## begin
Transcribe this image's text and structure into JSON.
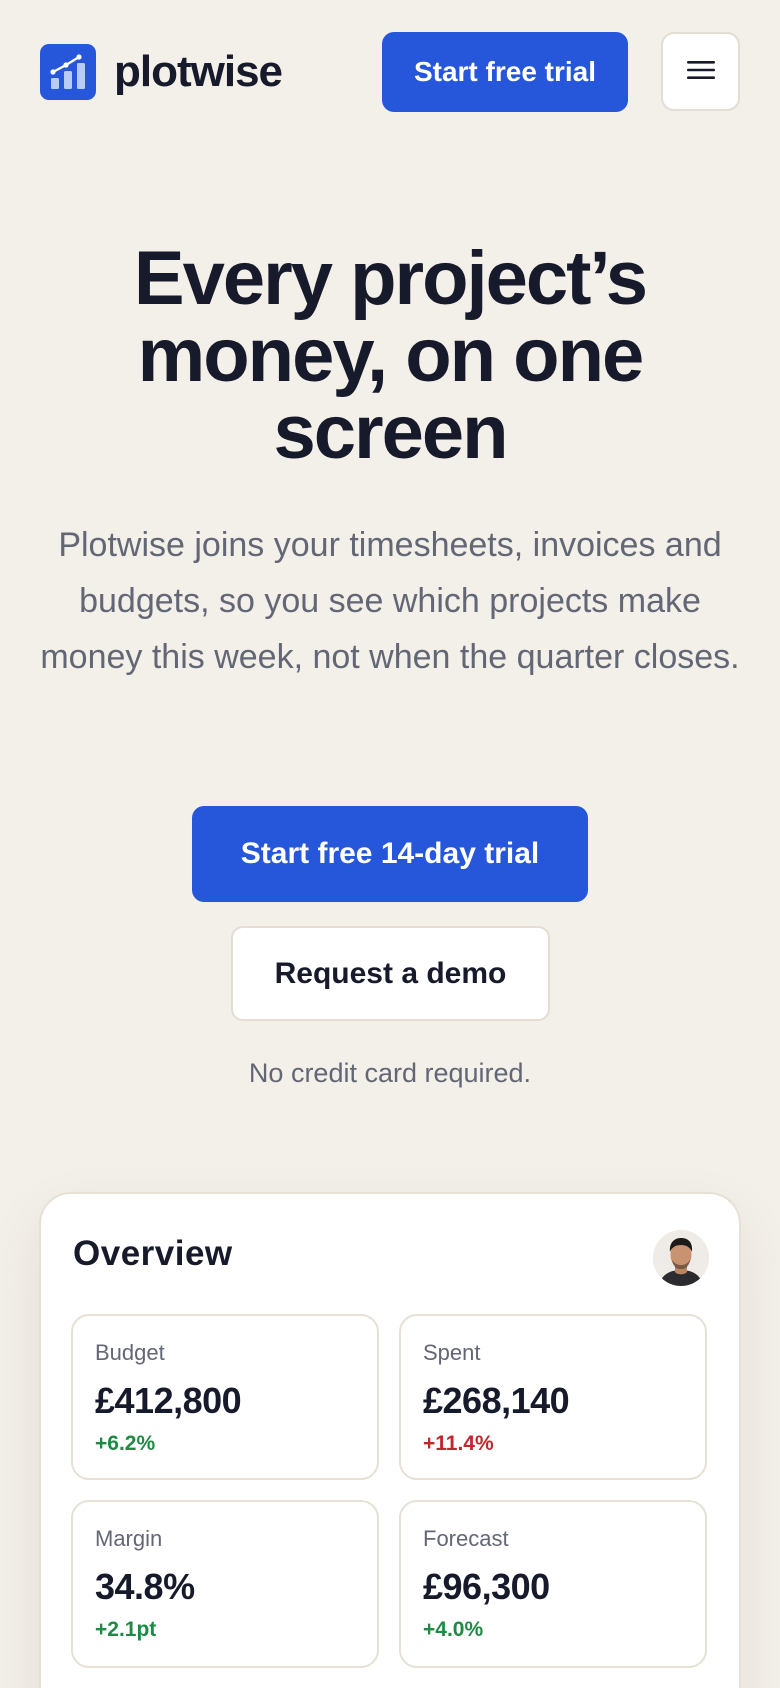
{
  "header": {
    "logo_text": "plotwise",
    "trial_button": "Start free trial",
    "menu_icon": "hamburger-menu-icon"
  },
  "hero": {
    "title": "Every project’s money, on one screen",
    "subtitle": "Plotwise joins your timesheets, invoices and budgets, so you see which projects make money this week, not when the quarter closes.",
    "primary_cta": "Start free 14-day trial",
    "secondary_cta": "Request a demo",
    "note": "No credit card required."
  },
  "overview": {
    "title": "Overview",
    "stats": [
      {
        "label": "Budget",
        "value": "£412,800",
        "delta": "+6.2%",
        "delta_tone": "positive"
      },
      {
        "label": "Spent",
        "value": "£268,140",
        "delta": "+11.4%",
        "delta_tone": "negative"
      },
      {
        "label": "Margin",
        "value": "34.8%",
        "delta": "+2.1pt",
        "delta_tone": "positive"
      },
      {
        "label": "Forecast",
        "value": "£96,300",
        "delta": "+4.0%",
        "delta_tone": "positive"
      }
    ]
  },
  "colors": {
    "brand": "#2656d9",
    "background": "#f3efe9",
    "text": "#161a2b",
    "muted": "#636775",
    "positive": "#1f8a45",
    "negative": "#c0272d"
  }
}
## end
> **What this task involves**
Of the lines in this listing, report how many contain the string "free", and give the number only.

> **Exercise output**
2